Stored items from a collection
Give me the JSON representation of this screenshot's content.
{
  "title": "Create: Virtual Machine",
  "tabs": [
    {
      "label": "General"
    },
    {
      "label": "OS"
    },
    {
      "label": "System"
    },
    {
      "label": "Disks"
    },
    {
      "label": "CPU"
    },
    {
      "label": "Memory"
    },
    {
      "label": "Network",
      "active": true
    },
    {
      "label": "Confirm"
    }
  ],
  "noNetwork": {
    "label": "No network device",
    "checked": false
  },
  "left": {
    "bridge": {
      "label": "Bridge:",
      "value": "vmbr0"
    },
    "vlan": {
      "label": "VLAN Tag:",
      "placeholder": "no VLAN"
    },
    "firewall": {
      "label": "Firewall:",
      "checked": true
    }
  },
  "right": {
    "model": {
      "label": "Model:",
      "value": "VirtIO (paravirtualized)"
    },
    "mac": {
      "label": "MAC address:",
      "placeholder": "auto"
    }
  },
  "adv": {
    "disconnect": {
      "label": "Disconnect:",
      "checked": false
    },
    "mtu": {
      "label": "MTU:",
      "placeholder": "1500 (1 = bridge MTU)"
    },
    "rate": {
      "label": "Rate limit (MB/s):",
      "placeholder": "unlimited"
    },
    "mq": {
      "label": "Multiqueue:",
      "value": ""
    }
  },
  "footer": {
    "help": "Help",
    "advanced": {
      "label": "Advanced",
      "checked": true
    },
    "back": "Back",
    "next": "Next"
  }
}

- The task
Every line above should be printed again exactly as it stands.

- Solved exercise
Give me the JSON representation of this screenshot's content.
{
  "title": "Create: Virtual Machine",
  "tabs": [
    {
      "label": "General"
    },
    {
      "label": "OS"
    },
    {
      "label": "System"
    },
    {
      "label": "Disks"
    },
    {
      "label": "CPU"
    },
    {
      "label": "Memory"
    },
    {
      "label": "Network",
      "active": true
    },
    {
      "label": "Confirm"
    }
  ],
  "noNetwork": {
    "label": "No network device",
    "checked": false
  },
  "left": {
    "bridge": {
      "label": "Bridge:",
      "value": "vmbr0"
    },
    "vlan": {
      "label": "VLAN Tag:",
      "placeholder": "no VLAN"
    },
    "firewall": {
      "label": "Firewall:",
      "checked": true
    }
  },
  "right": {
    "model": {
      "label": "Model:",
      "value": "VirtIO (paravirtualized)"
    },
    "mac": {
      "label": "MAC address:",
      "placeholder": "auto"
    }
  },
  "adv": {
    "disconnect": {
      "label": "Disconnect:",
      "checked": false
    },
    "mtu": {
      "label": "MTU:",
      "placeholder": "1500 (1 = bridge MTU)"
    },
    "rate": {
      "label": "Rate limit (MB/s):",
      "placeholder": "unlimited"
    },
    "mq": {
      "label": "Multiqueue:",
      "value": ""
    }
  },
  "footer": {
    "help": "Help",
    "advanced": {
      "label": "Advanced",
      "checked": true
    },
    "back": "Back",
    "next": "Next"
  }
}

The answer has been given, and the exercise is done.